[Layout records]

☆ ☆ ☆ ☆ ☆ ☆ ☆

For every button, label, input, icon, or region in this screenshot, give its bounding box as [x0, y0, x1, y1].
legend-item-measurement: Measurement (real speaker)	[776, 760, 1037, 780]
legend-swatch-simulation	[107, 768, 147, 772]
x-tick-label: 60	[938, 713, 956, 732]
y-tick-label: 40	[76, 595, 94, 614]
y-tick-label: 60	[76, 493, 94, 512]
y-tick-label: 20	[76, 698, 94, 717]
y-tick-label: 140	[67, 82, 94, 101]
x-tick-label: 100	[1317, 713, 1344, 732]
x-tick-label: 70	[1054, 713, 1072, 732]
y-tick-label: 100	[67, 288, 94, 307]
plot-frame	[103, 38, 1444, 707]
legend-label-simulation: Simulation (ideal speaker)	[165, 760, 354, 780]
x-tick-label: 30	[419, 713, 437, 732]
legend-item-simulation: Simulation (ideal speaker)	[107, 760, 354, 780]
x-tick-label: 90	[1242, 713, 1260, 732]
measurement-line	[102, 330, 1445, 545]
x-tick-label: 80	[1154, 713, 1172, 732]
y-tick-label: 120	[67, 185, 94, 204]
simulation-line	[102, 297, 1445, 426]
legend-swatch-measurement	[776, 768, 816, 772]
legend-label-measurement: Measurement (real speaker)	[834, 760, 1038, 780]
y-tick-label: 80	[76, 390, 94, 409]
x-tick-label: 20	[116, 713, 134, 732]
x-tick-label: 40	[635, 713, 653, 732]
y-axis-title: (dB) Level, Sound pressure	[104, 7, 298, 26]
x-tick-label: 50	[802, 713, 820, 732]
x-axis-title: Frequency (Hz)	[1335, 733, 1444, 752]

☆ ☆ ☆ ☆ ☆ ☆ ☆

# Task directions
Turn every line of the material above into a numbered list, leaving out any blank lines.

# Full output
1. For every button, label, input, icon, or region in this screenshot, give its bounding box as [x0, y0, x1, y1].
2. legend-item-measurement: Measurement (real speaker)	[776, 760, 1037, 780]
3. legend-swatch-simulation	[107, 768, 147, 772]
4. x-tick-label: 60	[938, 713, 956, 732]
5. y-tick-label: 40	[76, 595, 94, 614]
6. y-tick-label: 60	[76, 493, 94, 512]
7. y-tick-label: 20	[76, 698, 94, 717]
8. y-tick-label: 140	[67, 82, 94, 101]
9. x-tick-label: 100	[1317, 713, 1344, 732]
10. x-tick-label: 70	[1054, 713, 1072, 732]
11. y-tick-label: 100	[67, 288, 94, 307]
12. plot-frame	[103, 38, 1444, 707]
13. legend-label-simulation: Simulation (ideal speaker)	[165, 760, 354, 780]
14. x-tick-label: 30	[419, 713, 437, 732]
15. legend-item-simulation: Simulation (ideal speaker)	[107, 760, 354, 780]
16. x-tick-label: 90	[1242, 713, 1260, 732]
17. measurement-line	[102, 330, 1445, 545]
18. x-tick-label: 80	[1154, 713, 1172, 732]
19. y-tick-label: 120	[67, 185, 94, 204]
20. simulation-line	[102, 297, 1445, 426]
21. legend-swatch-measurement	[776, 768, 816, 772]
22. legend-label-measurement: Measurement (real speaker)	[834, 760, 1038, 780]
23. y-tick-label: 80	[76, 390, 94, 409]
24. x-tick-label: 20	[116, 713, 134, 732]
25. x-tick-label: 40	[635, 713, 653, 732]
26. y-axis-title: (dB) Level, Sound pressure	[104, 7, 298, 26]
27. x-tick-label: 50	[802, 713, 820, 732]
28. x-axis-title: Frequency (Hz)	[1335, 733, 1444, 752]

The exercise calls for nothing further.